Show every line that has the string "dalam" in it.

(Data records)
§

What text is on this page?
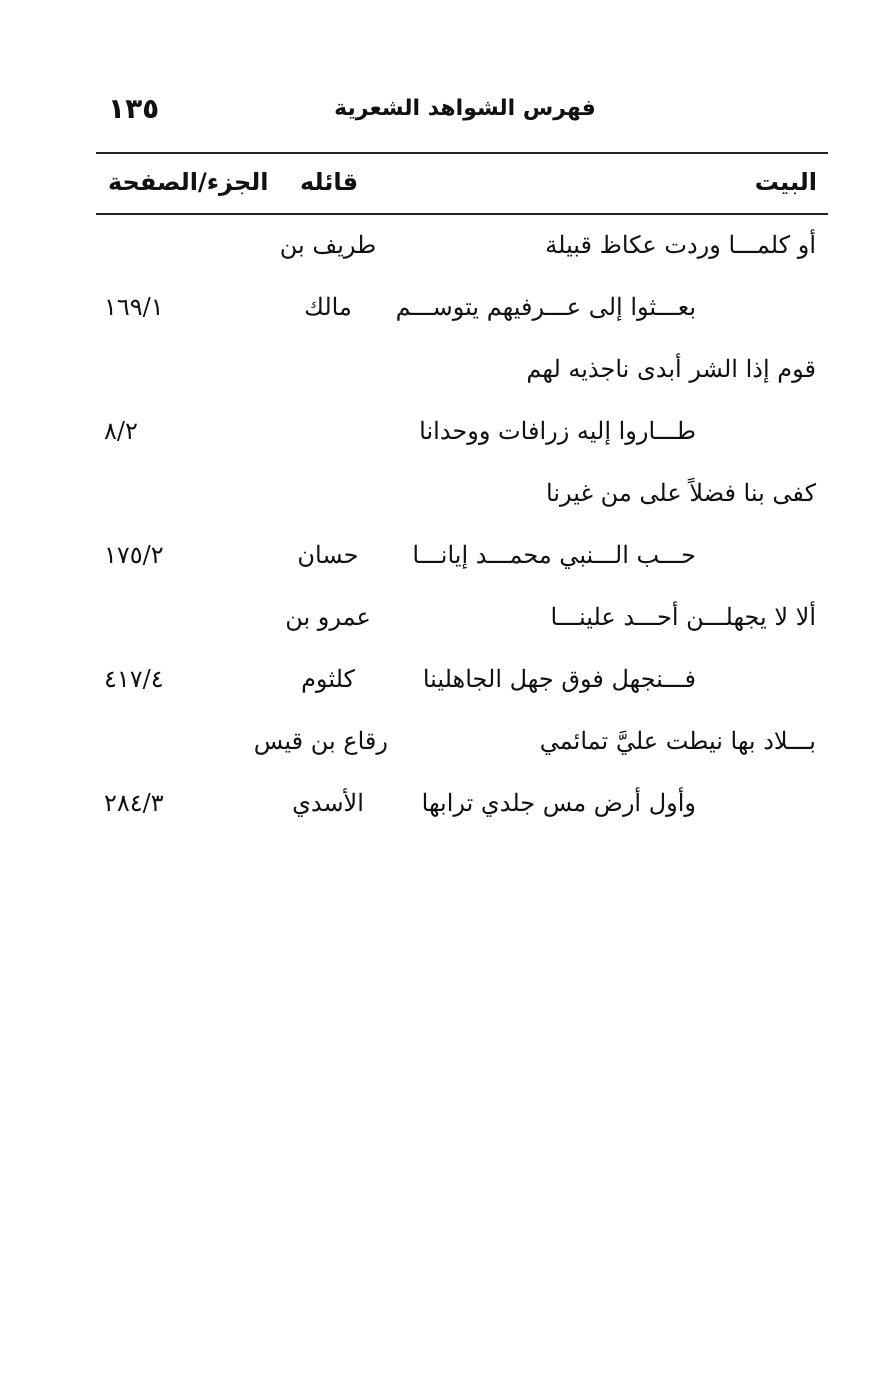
١٣٥	فهرس الشواهد الشعرية
البيت
قائله
الجزء/الصفحة
أو كلمـــا وردت عكاظ قبيلة
طريف بن
بعـــثوا إلى عـــرفيهم يتوســـم
مالك
١٦٩/١
قوم إذا الشر أبدى ناجذيه لهم
طـــاروا إليه زرافات ووحدانا
٨/٢
كفى بنا فضلاً على من غيرنا
حـــب الـــنبي محمـــد إيانـــا
حسان
١٧٥/٢
ألا لا يجهلـــن أحـــد علينـــا
عمرو بن
فـــنجهل فوق جهل الجاهلينا
كلثوم
٤١٧/٤
بـــلاد بها نيطت عليَّ تمائمي
رقاع بن قيس
وأول أرض مس جلدي ترابها
الأسدي
٢٨٤/٣
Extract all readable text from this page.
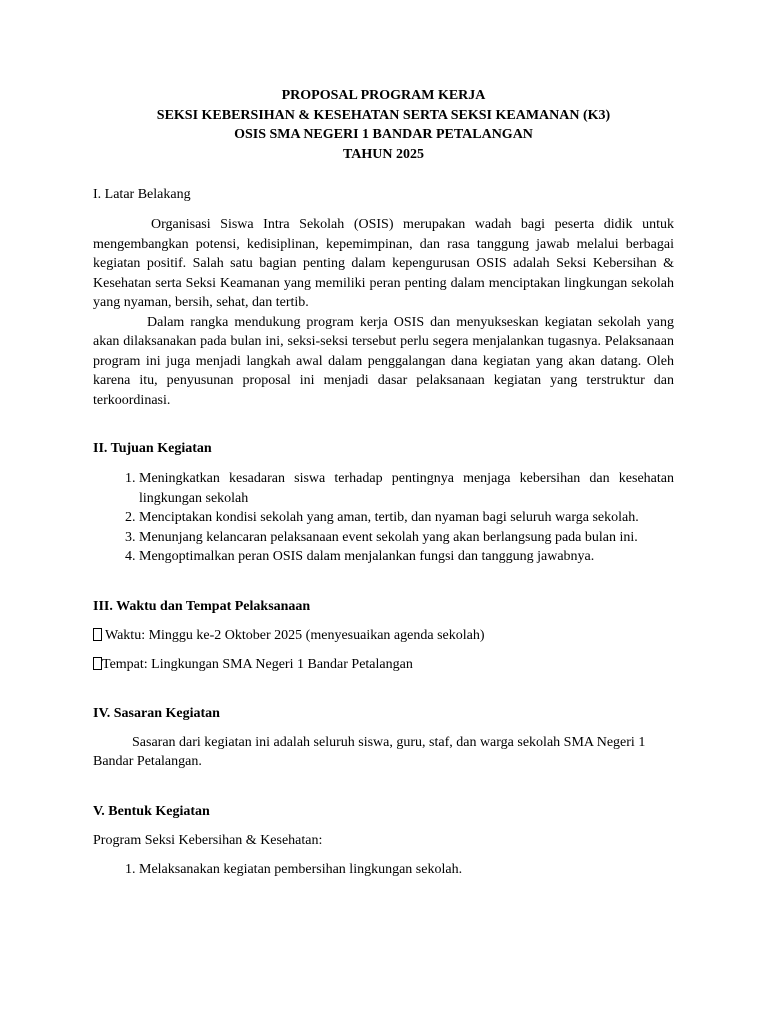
PROPOSAL PROGRAM KERJA
SEKSI KEBERSIHAN & KESEHATAN SERTA SEKSI KEAMANAN (K3)
OSIS SMA NEGERI 1 BANDAR PETALANGAN
TAHUN 2025
I. Latar Belakang

Organisasi Siswa Intra Sekolah (OSIS) merupakan wadah bagi peserta didik untuk mengembangkan potensi, kedisiplinan, kepemimpinan, dan rasa tanggung jawab melalui berbagai kegiatan positif. Salah satu bagian penting dalam kepengurusan OSIS adalah Seksi Kebersihan & Kesehatan serta Seksi Keamanan yang memiliki peran penting dalam menciptakan lingkungan sekolah yang nyaman, bersih, sehat, dan tertib.

Dalam rangka mendukung program kerja OSIS dan menyukseskan kegiatan sekolah yang akan dilaksanakan pada bulan ini, seksi-seksi tersebut perlu segera menjalankan tugasnya. Pelaksanaan program ini juga menjadi langkah awal dalam penggalangan dana kegiatan yang akan datang. Oleh karena itu, penyusunan proposal ini menjadi dasar pelaksanaan kegiatan yang terstruktur dan terkoordinasi.

II. Tujuan Kegiatan
1. Meningkatkan kesadaran siswa terhadap pentingnya menjaga kebersihan dan kesehatan lingkungan sekolah
2. Menciptakan kondisi sekolah yang aman, tertib, dan nyaman bagi seluruh warga sekolah.
3. Menunjang kelancaran pelaksanaan event sekolah yang akan berlangsung pada bulan ini.
4. Mengoptimalkan peran OSIS dalam menjalankan fungsi dan tanggung jawabnya.
III. Waktu dan Tempat Pelaksanaan
Waktu: Minggu ke-2 Oktober 2025 (menyesuaikan agenda sekolah)
Tempat: Lingkungan SMA Negeri 1 Bandar Petalangan
IV. Sasaran Kegiatan

Sasaran dari kegiatan ini adalah seluruh siswa, guru, staf, dan warga sekolah SMA Negeri 1 Bandar Petalangan.

V. Bentuk Kegiatan
Program Seksi Kebersihan & Kesehatan:
1. Melaksanakan kegiatan pembersihan lingkungan sekolah.
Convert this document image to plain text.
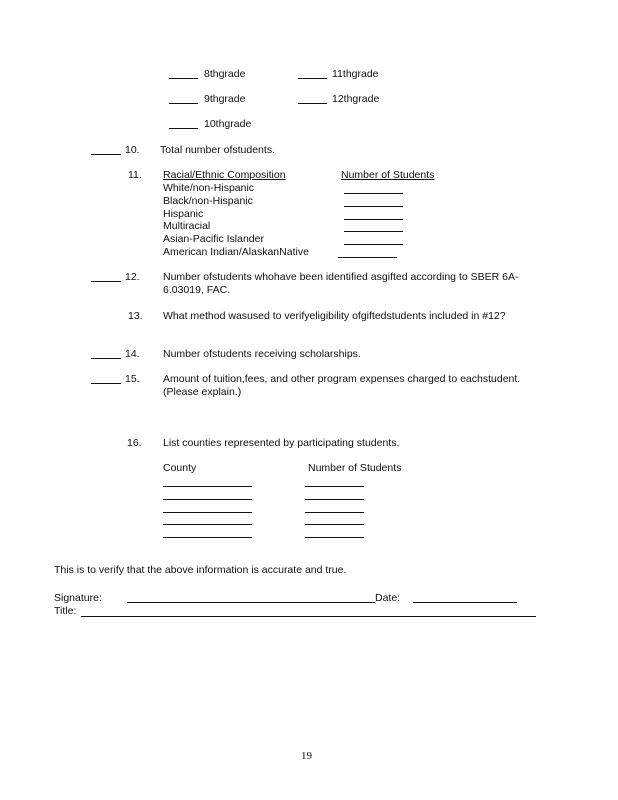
8thgrade	11thgrade
9thgrade	12thgrade
10thgrade
10. Total number ofstudents.
11. Racial/Ethnic Composition	Number of Students
White/non-Hispanic
Black/non-Hispanic
Hispanic
Multiracial
Asian-Pacific Islander
American Indian/AlaskanNative
12. Number ofstudents whohave been identified asgifted according to SBER 6A-
6.03019, FAC.
13. What method wasused to verifyeligibility ofgiftedstudents included in #12?
14. Number ofstudents receiving scholarships.
15. Amount of tuition,fees, and other program expenses charged to eachstudent.
(Please explain.)
16. List counties represented by participating students.
County	Number of Students
This is to verify that the above information is accurate and true.
Signature:	Date:
Title:
19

§

» **Worked answer**
Organisasi Siswa Intra Sekolah (OSIS) merupakan wadah bagi peserta didik untuk mengembangkan potensi, kedisiplinan, kepemimpinan, dan rasa tanggung jawab melalui berbagai kegiatan positif. Salah satu bagian penting dalam kepengurusan OSIS adalah Seksi Kebersihan & Kesehatan serta Seksi Keamanan yang memiliki peran penting dalam menciptakan lingkungan sekolah yang nyaman, bersih, sehat, dan tertib.
Dalam rangka mendukung program kerja OSIS dan menyukseskan kegiatan sekolah yang akan dilaksanakan pada bulan ini, seksi-seksi tersebut perlu segera menjalankan tugasnya. Pelaksanaan program ini juga menjadi langkah awal dalam penggalangan dana kegiatan yang akan datang. Oleh karena itu, penyusunan proposal ini menjadi dasar pelaksanaan kegiatan yang terstruktur dan terkoordinasi.
4. Mengoptimalkan peran OSIS dalam menjalankan fungsi dan tanggung jawabnya.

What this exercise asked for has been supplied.